Reproduce the records below in full and without edits, omitting images.

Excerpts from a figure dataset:
──────────

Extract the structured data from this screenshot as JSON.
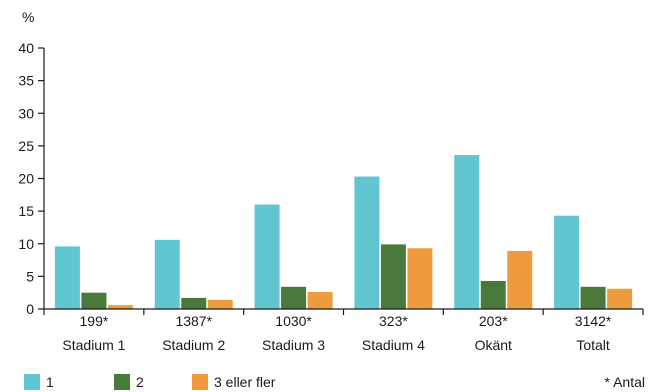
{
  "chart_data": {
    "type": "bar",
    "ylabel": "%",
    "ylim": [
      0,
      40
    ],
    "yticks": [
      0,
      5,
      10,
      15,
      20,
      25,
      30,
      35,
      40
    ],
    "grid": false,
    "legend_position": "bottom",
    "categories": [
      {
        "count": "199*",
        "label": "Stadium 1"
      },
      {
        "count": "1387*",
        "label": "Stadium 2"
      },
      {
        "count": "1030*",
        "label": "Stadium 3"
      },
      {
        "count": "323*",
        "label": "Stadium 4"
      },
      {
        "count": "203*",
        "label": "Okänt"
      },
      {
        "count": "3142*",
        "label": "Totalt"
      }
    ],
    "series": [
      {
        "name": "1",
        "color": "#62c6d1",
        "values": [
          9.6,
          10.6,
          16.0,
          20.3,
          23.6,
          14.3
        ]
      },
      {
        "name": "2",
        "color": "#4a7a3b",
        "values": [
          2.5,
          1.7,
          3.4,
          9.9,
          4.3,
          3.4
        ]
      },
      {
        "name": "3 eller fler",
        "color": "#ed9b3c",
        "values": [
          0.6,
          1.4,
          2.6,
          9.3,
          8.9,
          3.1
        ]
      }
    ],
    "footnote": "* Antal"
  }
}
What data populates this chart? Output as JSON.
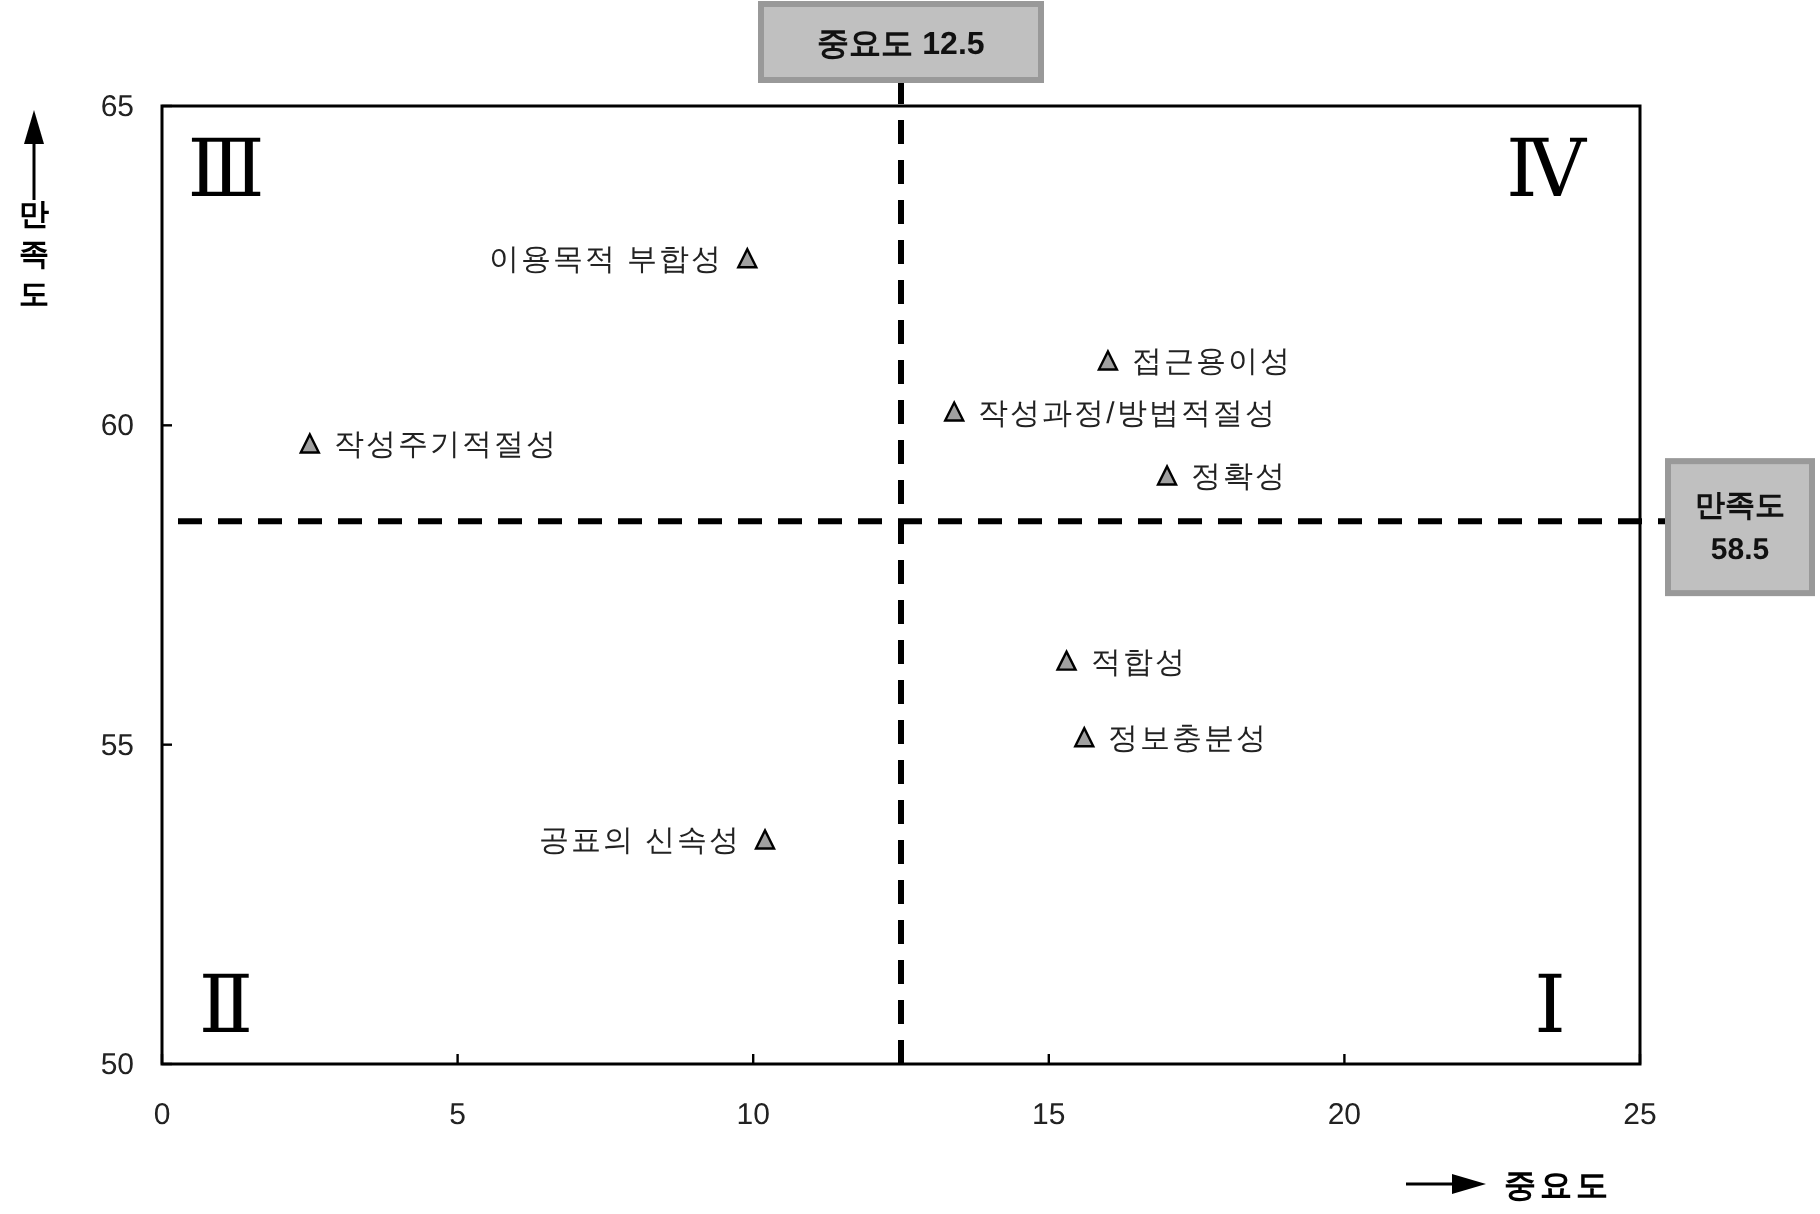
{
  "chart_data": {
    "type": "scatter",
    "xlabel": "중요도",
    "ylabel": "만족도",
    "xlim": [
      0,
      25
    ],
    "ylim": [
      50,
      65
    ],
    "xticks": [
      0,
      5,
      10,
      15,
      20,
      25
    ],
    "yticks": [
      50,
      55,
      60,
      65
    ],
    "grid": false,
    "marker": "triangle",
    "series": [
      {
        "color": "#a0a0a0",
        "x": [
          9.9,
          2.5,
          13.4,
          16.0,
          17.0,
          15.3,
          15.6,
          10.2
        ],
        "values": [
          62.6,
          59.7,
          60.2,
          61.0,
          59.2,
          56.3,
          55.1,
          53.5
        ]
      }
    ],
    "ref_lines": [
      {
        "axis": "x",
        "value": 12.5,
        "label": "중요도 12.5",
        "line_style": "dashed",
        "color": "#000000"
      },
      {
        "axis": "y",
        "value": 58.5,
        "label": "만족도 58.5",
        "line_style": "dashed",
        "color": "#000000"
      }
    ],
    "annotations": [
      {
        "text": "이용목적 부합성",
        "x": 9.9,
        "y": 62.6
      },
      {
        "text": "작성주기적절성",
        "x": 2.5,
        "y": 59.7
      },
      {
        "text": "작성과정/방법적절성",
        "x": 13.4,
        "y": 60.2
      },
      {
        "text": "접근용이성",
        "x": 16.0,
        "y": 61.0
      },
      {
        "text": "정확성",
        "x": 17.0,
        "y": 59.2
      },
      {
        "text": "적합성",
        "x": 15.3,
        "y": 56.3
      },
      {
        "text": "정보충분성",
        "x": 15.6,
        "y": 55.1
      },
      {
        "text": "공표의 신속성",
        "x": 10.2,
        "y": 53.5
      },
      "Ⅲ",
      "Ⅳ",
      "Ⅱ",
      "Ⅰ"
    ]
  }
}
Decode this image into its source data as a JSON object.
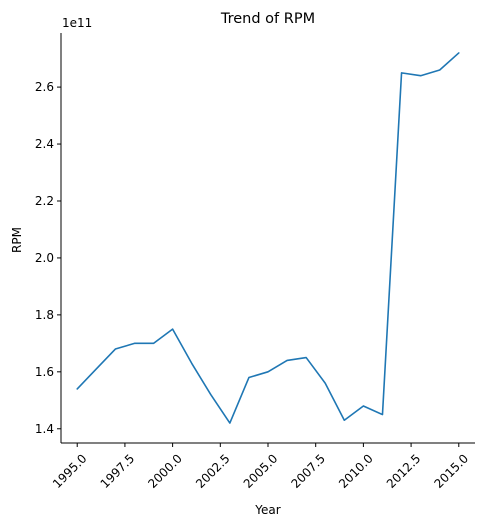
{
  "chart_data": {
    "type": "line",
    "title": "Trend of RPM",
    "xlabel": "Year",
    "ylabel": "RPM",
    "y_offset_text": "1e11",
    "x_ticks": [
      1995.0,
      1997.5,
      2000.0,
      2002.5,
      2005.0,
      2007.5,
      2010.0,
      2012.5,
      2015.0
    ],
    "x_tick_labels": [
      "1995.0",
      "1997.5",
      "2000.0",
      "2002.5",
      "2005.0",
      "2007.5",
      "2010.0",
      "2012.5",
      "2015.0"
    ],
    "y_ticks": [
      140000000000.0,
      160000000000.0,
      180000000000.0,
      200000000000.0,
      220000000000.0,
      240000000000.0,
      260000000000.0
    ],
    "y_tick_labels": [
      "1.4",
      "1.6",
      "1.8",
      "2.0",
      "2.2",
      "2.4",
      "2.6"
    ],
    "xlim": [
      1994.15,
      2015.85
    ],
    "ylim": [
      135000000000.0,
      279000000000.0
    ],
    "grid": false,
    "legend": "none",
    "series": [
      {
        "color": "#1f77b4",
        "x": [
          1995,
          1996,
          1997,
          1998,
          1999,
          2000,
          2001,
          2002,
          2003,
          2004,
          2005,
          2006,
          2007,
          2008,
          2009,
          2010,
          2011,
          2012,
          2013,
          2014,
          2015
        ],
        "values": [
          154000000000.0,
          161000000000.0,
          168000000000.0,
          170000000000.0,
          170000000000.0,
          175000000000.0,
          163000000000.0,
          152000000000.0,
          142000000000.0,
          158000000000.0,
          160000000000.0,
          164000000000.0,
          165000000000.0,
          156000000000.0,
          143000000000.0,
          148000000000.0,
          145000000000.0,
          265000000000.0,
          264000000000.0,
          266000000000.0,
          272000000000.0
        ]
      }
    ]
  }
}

──────────

OUTPUT FOR THIS EXERCISE:
Extract the structured data from this screenshot as JSON.
{
  "chart_data": {
    "type": "bar",
    "ylabel": "%",
    "ylim": [
      0,
      40
    ],
    "yticks": [
      0,
      5,
      10,
      15,
      20,
      25,
      30,
      35,
      40
    ],
    "grid": false,
    "legend_position": "bottom",
    "categories": [
      {
        "count": "199*",
        "label": "Stadium 1"
      },
      {
        "count": "1387*",
        "label": "Stadium 2"
      },
      {
        "count": "1030*",
        "label": "Stadium 3"
      },
      {
        "count": "323*",
        "label": "Stadium 4"
      },
      {
        "count": "203*",
        "label": "Okänt"
      },
      {
        "count": "3142*",
        "label": "Totalt"
      }
    ],
    "series": [
      {
        "name": "1",
        "color": "#62c6d1",
        "values": [
          9.6,
          10.6,
          16.0,
          20.3,
          23.6,
          14.3
        ]
      },
      {
        "name": "2",
        "color": "#4a7a3b",
        "values": [
          2.5,
          1.7,
          3.4,
          9.9,
          4.3,
          3.4
        ]
      },
      {
        "name": "3 eller fler",
        "color": "#ed9b3c",
        "values": [
          0.6,
          1.4,
          2.6,
          9.3,
          8.9,
          3.1
        ]
      }
    ],
    "footnote": "* Antal"
  }
}
What data populates this chart? Output as JSON.
{
  "chart_data": {
    "type": "scatter",
    "xlabel": "중요도",
    "ylabel": "만족도",
    "xlim": [
      0,
      25
    ],
    "ylim": [
      50,
      65
    ],
    "xticks": [
      0,
      5,
      10,
      15,
      20,
      25
    ],
    "yticks": [
      50,
      55,
      60,
      65
    ],
    "grid": false,
    "marker": "triangle",
    "series": [
      {
        "color": "#a0a0a0",
        "x": [
          9.9,
          2.5,
          13.4,
          16.0,
          17.0,
          15.3,
          15.6,
          10.2
        ],
        "values": [
          62.6,
          59.7,
          60.2,
          61.0,
          59.2,
          56.3,
          55.1,
          53.5
        ]
      }
    ],
    "ref_lines": [
      {
        "axis": "x",
        "value": 12.5,
        "label": "중요도 12.5",
        "line_style": "dashed",
        "color": "#000000"
      },
      {
        "axis": "y",
        "value": 58.5,
        "label": "만족도 58.5",
        "line_style": "dashed",
        "color": "#000000"
      }
    ],
    "annotations": [
      {
        "text": "이용목적 부합성",
        "x": 9.9,
        "y": 62.6
      },
      {
        "text": "작성주기적절성",
        "x": 2.5,
        "y": 59.7
      },
      {
        "text": "작성과정/방법적절성",
        "x": 13.4,
        "y": 60.2
      },
      {
        "text": "접근용이성",
        "x": 16.0,
        "y": 61.0
      },
      {
        "text": "정확성",
        "x": 17.0,
        "y": 59.2
      },
      {
        "text": "적합성",
        "x": 15.3,
        "y": 56.3
      },
      {
        "text": "정보충분성",
        "x": 15.6,
        "y": 55.1
      },
      {
        "text": "공표의 신속성",
        "x": 10.2,
        "y": 53.5
      },
      "Ⅲ",
      "Ⅳ",
      "Ⅱ",
      "Ⅰ"
    ]
  }
}
Decode this image into its source data as a JSON object.
{
  "chart_data": {
    "type": "line",
    "title": "Trend of RPM",
    "xlabel": "Year",
    "ylabel": "RPM",
    "y_offset_text": "1e11",
    "x_ticks": [
      1995.0,
      1997.5,
      2000.0,
      2002.5,
      2005.0,
      2007.5,
      2010.0,
      2012.5,
      2015.0
    ],
    "x_tick_labels": [
      "1995.0",
      "1997.5",
      "2000.0",
      "2002.5",
      "2005.0",
      "2007.5",
      "2010.0",
      "2012.5",
      "2015.0"
    ],
    "y_ticks": [
      140000000000.0,
      160000000000.0,
      180000000000.0,
      200000000000.0,
      220000000000.0,
      240000000000.0,
      260000000000.0
    ],
    "y_tick_labels": [
      "1.4",
      "1.6",
      "1.8",
      "2.0",
      "2.2",
      "2.4",
      "2.6"
    ],
    "xlim": [
      1994.15,
      2015.85
    ],
    "ylim": [
      135000000000.0,
      279000000000.0
    ],
    "grid": false,
    "legend": "none",
    "series": [
      {
        "color": "#1f77b4",
        "x": [
          1995,
          1996,
          1997,
          1998,
          1999,
          2000,
          2001,
          2002,
          2003,
          2004,
          2005,
          2006,
          2007,
          2008,
          2009,
          2010,
          2011,
          2012,
          2013,
          2014,
          2015
        ],
        "values": [
          154000000000.0,
          161000000000.0,
          168000000000.0,
          170000000000.0,
          170000000000.0,
          175000000000.0,
          163000000000.0,
          152000000000.0,
          142000000000.0,
          158000000000.0,
          160000000000.0,
          164000000000.0,
          165000000000.0,
          156000000000.0,
          143000000000.0,
          148000000000.0,
          145000000000.0,
          265000000000.0,
          264000000000.0,
          266000000000.0,
          272000000000.0
        ]
      }
    ]
  }
}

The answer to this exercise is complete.